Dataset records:
============================================================
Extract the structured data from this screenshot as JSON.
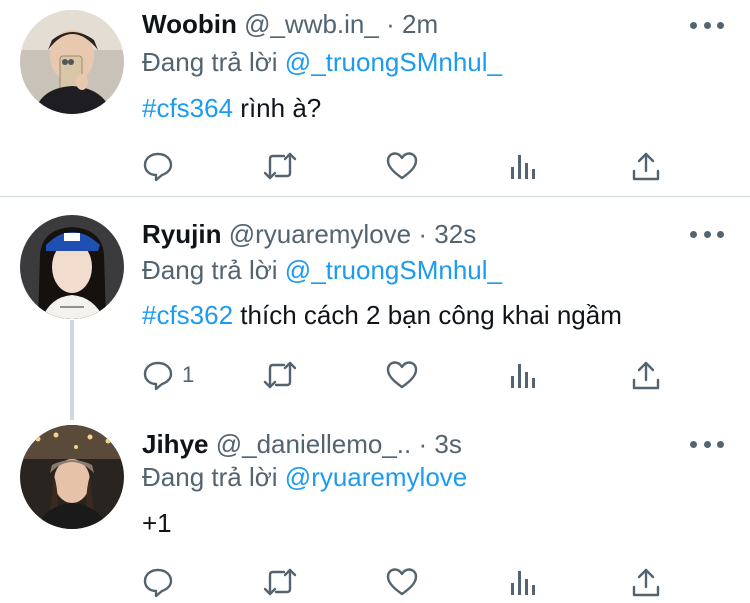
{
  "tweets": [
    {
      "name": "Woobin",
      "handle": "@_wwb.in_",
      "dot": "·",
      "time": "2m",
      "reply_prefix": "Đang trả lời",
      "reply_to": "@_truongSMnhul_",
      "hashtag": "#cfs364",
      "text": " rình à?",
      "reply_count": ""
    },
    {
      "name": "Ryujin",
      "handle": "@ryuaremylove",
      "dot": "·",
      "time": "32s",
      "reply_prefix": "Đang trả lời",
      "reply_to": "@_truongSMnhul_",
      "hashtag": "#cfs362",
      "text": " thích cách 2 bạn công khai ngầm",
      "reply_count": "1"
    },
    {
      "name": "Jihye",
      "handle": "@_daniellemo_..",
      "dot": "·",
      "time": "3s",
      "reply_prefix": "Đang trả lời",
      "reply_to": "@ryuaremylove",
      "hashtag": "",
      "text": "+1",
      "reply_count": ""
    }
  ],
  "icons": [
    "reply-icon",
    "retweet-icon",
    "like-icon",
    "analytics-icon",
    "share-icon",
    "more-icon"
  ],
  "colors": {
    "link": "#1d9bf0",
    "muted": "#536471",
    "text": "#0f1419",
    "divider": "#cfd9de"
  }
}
============================================================
• **Your objective**: Without including the pictures, reproduce all entries exactly.

• **The response**:
Extract the structured data from this screenshot as JSON.
{
  "tweets": [
    {
      "name": "Woobin",
      "handle": "@_wwb.in_",
      "dot": "·",
      "time": "2m",
      "reply_prefix": "Đang trả lời",
      "reply_to": "@_truongSMnhul_",
      "hashtag": "#cfs364",
      "text": " rình à?",
      "reply_count": ""
    },
    {
      "name": "Ryujin",
      "handle": "@ryuaremylove",
      "dot": "·",
      "time": "32s",
      "reply_prefix": "Đang trả lời",
      "reply_to": "@_truongSMnhul_",
      "hashtag": "#cfs362",
      "text": " thích cách 2 bạn công khai ngầm",
      "reply_count": "1"
    },
    {
      "name": "Jihye",
      "handle": "@_daniellemo_..",
      "dot": "·",
      "time": "3s",
      "reply_prefix": "Đang trả lời",
      "reply_to": "@ryuaremylove",
      "hashtag": "",
      "text": "+1",
      "reply_count": ""
    }
  ],
  "icons": [
    "reply-icon",
    "retweet-icon",
    "like-icon",
    "analytics-icon",
    "share-icon",
    "more-icon"
  ],
  "colors": {
    "link": "#1d9bf0",
    "muted": "#536471",
    "text": "#0f1419",
    "divider": "#cfd9de"
  }
}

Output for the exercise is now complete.